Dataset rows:

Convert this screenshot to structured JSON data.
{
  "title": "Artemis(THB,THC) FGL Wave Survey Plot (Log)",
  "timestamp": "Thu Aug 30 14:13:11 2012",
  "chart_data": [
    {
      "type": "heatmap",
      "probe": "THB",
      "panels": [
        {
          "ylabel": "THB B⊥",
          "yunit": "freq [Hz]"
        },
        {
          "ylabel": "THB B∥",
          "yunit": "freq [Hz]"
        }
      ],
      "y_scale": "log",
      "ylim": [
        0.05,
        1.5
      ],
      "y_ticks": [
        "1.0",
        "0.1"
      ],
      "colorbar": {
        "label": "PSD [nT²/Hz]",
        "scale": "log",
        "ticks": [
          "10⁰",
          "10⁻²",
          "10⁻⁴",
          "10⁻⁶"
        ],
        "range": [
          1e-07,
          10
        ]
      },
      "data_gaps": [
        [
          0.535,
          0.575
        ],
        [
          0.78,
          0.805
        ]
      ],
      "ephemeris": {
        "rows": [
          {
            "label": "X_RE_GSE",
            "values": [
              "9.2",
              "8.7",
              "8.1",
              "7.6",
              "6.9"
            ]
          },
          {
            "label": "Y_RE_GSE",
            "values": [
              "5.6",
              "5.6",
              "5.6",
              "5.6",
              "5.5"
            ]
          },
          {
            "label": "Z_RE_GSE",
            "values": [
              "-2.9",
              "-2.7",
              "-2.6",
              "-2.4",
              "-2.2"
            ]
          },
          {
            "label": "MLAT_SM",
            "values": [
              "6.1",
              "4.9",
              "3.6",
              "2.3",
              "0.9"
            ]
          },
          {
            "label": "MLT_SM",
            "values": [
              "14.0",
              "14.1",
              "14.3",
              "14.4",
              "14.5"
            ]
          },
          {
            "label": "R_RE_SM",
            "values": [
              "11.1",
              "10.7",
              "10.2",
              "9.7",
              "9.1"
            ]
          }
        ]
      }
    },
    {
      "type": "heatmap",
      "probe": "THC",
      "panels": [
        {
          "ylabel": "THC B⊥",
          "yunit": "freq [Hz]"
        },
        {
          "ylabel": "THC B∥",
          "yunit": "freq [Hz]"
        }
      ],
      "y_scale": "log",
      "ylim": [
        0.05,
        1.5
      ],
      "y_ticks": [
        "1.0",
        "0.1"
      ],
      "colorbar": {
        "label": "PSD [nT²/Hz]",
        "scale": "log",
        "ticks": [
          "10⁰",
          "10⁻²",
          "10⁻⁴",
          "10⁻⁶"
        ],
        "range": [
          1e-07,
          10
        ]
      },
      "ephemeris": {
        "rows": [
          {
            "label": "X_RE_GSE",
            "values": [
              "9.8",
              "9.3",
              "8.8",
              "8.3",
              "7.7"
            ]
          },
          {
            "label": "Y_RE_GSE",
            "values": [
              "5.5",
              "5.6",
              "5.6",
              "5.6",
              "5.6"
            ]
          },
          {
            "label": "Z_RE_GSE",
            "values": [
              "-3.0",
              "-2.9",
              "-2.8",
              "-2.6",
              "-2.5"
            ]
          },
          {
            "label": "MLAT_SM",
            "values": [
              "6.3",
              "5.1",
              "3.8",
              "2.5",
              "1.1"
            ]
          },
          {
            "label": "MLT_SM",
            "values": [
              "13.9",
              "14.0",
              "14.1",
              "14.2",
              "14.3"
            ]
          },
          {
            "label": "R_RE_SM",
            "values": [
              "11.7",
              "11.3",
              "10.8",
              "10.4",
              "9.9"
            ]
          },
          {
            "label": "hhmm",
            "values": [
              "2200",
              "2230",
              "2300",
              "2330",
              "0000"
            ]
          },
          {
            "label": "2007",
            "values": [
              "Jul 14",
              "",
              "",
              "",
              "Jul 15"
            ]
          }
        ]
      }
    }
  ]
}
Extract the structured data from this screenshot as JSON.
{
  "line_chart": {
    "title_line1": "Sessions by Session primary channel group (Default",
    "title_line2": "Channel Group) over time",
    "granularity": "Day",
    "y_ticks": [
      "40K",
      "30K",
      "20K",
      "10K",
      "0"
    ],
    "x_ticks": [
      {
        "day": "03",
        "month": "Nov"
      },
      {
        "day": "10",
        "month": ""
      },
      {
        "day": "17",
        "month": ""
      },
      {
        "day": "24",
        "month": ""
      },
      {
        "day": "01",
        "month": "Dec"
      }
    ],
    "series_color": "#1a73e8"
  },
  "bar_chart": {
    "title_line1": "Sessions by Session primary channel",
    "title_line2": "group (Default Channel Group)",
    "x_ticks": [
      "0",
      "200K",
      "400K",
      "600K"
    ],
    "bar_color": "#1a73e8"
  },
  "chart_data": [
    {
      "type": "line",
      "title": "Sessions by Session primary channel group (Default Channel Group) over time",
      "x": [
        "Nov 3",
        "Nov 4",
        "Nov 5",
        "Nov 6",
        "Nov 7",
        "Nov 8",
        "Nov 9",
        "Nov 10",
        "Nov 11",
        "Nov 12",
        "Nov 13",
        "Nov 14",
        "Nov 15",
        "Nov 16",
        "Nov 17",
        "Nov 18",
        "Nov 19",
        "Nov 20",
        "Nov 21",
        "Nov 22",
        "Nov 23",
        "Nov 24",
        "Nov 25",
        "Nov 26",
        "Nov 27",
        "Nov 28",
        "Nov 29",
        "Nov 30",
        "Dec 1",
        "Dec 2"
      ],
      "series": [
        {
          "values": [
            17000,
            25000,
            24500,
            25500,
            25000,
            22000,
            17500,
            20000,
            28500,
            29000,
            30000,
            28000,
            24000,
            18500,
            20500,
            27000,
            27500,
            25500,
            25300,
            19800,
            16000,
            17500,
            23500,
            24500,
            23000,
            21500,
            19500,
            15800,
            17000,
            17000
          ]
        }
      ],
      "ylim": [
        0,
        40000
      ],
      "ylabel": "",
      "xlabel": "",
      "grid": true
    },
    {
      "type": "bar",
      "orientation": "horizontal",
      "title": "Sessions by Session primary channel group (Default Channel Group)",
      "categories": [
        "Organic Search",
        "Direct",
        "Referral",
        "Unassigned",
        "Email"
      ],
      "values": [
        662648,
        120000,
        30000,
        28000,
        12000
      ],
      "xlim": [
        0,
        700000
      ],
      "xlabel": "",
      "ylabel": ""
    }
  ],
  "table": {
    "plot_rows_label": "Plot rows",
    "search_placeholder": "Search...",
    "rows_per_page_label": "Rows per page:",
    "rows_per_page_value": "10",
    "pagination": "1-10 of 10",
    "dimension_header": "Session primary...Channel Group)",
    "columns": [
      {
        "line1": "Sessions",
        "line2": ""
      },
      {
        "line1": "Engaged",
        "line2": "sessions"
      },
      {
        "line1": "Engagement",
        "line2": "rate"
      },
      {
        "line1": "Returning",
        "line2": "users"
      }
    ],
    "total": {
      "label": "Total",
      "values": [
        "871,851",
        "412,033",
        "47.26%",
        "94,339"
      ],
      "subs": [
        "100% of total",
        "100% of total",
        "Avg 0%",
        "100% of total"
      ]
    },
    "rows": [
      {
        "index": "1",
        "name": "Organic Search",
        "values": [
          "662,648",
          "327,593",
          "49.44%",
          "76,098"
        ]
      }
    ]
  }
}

AIM - Scan the listing above for the word "Search" and copy every line that holds it.

WRITTEN ANSWER -
        "Organic Search",
    "search_placeholder": "Search...",
        "name": "Organic Search",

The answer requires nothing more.